Exercise: Repeat, exactly and completely, the material that follows. Omit the pictures.

Task data:
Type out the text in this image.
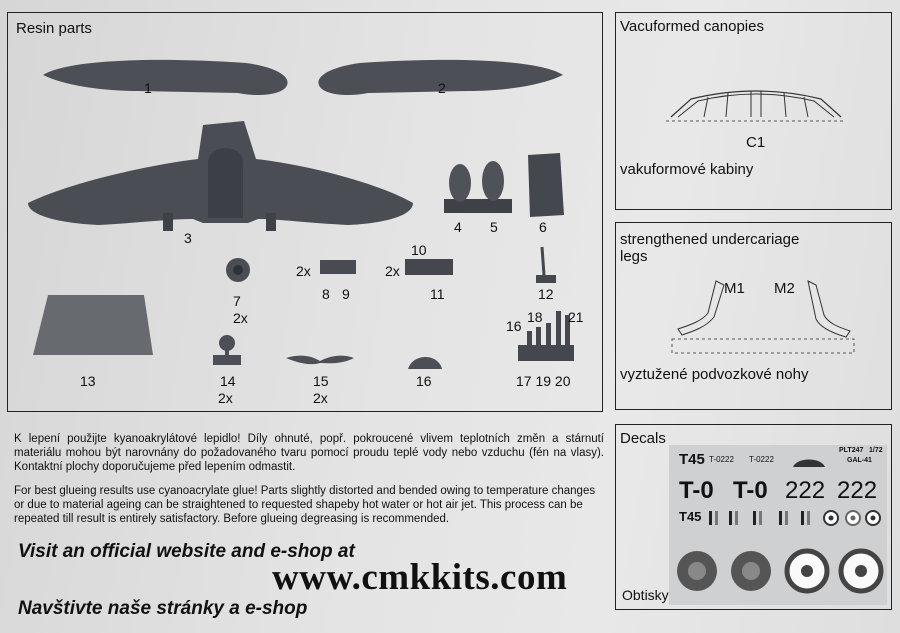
Resin parts
1	2
3
4 5	6
7
2x
2x
8 9
10
2x
11	12
13	14
2x
15
2x
16
16
18 21
17 19 20
Vacuformed canopies
C1
vakuformové kabiny
strengthened undercariage legs
M1 M2
vyztužené podvozkové nohy
Decals
T45 T-0222 T-0222
PLT247 1/72
GAL-41
T-0 T-0 222 222
T45
Obtisky
K lepení použijte kyanoakrylátové lepidlo! Díly ohnuté, popř. pokroucené vlivem teplotních změn a stárnutí materiálu mohou být narovnány do požadovaného tvaru pomocí proudu teplé vody nebo vzduchu (fén na vlasy). Kontaktní plochy doporučujeme před lepením odmastit.
For best glueing results use cyanoacrylate glue! Parts slightly distorted and bended owing to temperature changes or due to material ageing can be straightened to requested shapeby hot water or hot air jet. This process can be repeated till result is entirely satisfactory. Before glueing degreasing is recommended.
Visit an official website and e-shop at
www.cmkkits.com
Navštivte naše stránky a e-shop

Answer to the task:
Type out the text in this image.
Resin parts
1	2
3
4 5	6
7
2x
2x
8 9
10
2x
11	12
13	14
2x
15
2x
16
16
18 21
17 19 20
Vacuformed canopies
C1
vakuformové kabiny
strengthened undercariage legs
M1 M2
vyztužené podvozkové nohy
Decals
T45 T-0222 T-0222
PLT247 1/72
GAL-41
T-0 T-0 222 222
T45
Obtisky
K lepení použijte kyanoakrylátové lepidlo! Díly ohnuté, popř. pokroucené vlivem teplotních změn a stárnutí materiálu mohou být narovnány do požadovaného tvaru pomocí proudu teplé vody nebo vzduchu (fén na vlasy). Kontaktní plochy doporučujeme před lepením odmastit.
For best glueing results use cyanoacrylate glue! Parts slightly distorted and bended owing to temperature changes or due to material ageing can be straightened to requested shapeby hot water or hot air jet. This process can be repeated till result is entirely satisfactory. Before glueing degreasing is recommended.
Visit an official website and e-shop at
www.cmkkits.com
Navštivte naše stránky a e-shop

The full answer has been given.